Written problem
Quote every entry word for word.

Stored items:
++++++++++

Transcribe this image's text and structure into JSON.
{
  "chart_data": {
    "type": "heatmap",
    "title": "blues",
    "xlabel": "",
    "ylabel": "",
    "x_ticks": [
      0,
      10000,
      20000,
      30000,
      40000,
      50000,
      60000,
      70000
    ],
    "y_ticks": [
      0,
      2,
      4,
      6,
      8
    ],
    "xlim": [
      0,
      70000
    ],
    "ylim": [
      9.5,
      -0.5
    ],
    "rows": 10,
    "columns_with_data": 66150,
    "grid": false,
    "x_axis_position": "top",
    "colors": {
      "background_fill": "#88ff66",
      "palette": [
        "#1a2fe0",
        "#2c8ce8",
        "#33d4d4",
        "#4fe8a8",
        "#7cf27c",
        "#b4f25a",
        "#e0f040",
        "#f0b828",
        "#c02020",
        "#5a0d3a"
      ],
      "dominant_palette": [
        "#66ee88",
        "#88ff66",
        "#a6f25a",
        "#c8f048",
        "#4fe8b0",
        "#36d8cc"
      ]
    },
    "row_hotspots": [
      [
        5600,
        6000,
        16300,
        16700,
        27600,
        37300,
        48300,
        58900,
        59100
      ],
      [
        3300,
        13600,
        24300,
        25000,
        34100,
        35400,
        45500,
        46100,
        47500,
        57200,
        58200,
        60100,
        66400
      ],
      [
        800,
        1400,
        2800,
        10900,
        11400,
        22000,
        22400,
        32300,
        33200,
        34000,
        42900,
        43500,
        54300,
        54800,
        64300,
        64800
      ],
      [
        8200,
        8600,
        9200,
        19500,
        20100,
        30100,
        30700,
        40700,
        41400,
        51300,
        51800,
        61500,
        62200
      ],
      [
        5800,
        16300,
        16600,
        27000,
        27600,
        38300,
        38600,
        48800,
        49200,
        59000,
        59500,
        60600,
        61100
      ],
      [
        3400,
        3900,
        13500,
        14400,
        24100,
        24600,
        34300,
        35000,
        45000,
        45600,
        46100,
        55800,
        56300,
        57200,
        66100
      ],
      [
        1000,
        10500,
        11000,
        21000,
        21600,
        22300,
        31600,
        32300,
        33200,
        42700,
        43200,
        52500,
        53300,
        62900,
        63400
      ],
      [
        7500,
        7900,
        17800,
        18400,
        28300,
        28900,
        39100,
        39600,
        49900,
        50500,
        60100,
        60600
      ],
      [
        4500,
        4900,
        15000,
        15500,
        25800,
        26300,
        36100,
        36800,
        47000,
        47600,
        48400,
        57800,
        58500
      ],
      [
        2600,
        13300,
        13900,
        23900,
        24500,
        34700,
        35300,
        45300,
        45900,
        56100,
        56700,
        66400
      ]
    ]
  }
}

++++++++++

Solved problem
Transcribe this image's text and structure into JSON.
{
  "chart_data": {
    "type": "heatmap",
    "title": "blues",
    "xlabel": "",
    "ylabel": "",
    "x_ticks": [
      0,
      10000,
      20000,
      30000,
      40000,
      50000,
      60000,
      70000
    ],
    "y_ticks": [
      0,
      2,
      4,
      6,
      8
    ],
    "xlim": [
      0,
      70000
    ],
    "ylim": [
      9.5,
      -0.5
    ],
    "rows": 10,
    "columns_with_data": 66150,
    "grid": false,
    "x_axis_position": "top",
    "colors": {
      "background_fill": "#88ff66",
      "palette": [
        "#1a2fe0",
        "#2c8ce8",
        "#33d4d4",
        "#4fe8a8",
        "#7cf27c",
        "#b4f25a",
        "#e0f040",
        "#f0b828",
        "#c02020",
        "#5a0d3a"
      ],
      "dominant_palette": [
        "#66ee88",
        "#88ff66",
        "#a6f25a",
        "#c8f048",
        "#4fe8b0",
        "#36d8cc"
      ]
    },
    "row_hotspots": [
      [
        5600,
        6000,
        16300,
        16700,
        27600,
        37300,
        48300,
        58900,
        59100
      ],
      [
        3300,
        13600,
        24300,
        25000,
        34100,
        35400,
        45500,
        46100,
        47500,
        57200,
        58200,
        60100,
        66400
      ],
      [
        800,
        1400,
        2800,
        10900,
        11400,
        22000,
        22400,
        32300,
        33200,
        34000,
        42900,
        43500,
        54300,
        54800,
        64300,
        64800
      ],
      [
        8200,
        8600,
        9200,
        19500,
        20100,
        30100,
        30700,
        40700,
        41400,
        51300,
        51800,
        61500,
        62200
      ],
      [
        5800,
        16300,
        16600,
        27000,
        27600,
        38300,
        38600,
        48800,
        49200,
        59000,
        59500,
        60600,
        61100
      ],
      [
        3400,
        3900,
        13500,
        14400,
        24100,
        24600,
        34300,
        35000,
        45000,
        45600,
        46100,
        55800,
        56300,
        57200,
        66100
      ],
      [
        1000,
        10500,
        11000,
        21000,
        21600,
        22300,
        31600,
        32300,
        33200,
        42700,
        43200,
        52500,
        53300,
        62900,
        63400
      ],
      [
        7500,
        7900,
        17800,
        18400,
        28300,
        28900,
        39100,
        39600,
        49900,
        50500,
        60100,
        60600
      ],
      [
        4500,
        4900,
        15000,
        15500,
        25800,
        26300,
        36100,
        36800,
        47000,
        47600,
        48400,
        57800,
        58500
      ],
      [
        2600,
        13300,
        13900,
        23900,
        24500,
        34700,
        35300,
        45300,
        45900,
        56100,
        56700,
        66400
      ]
    ]
  }
}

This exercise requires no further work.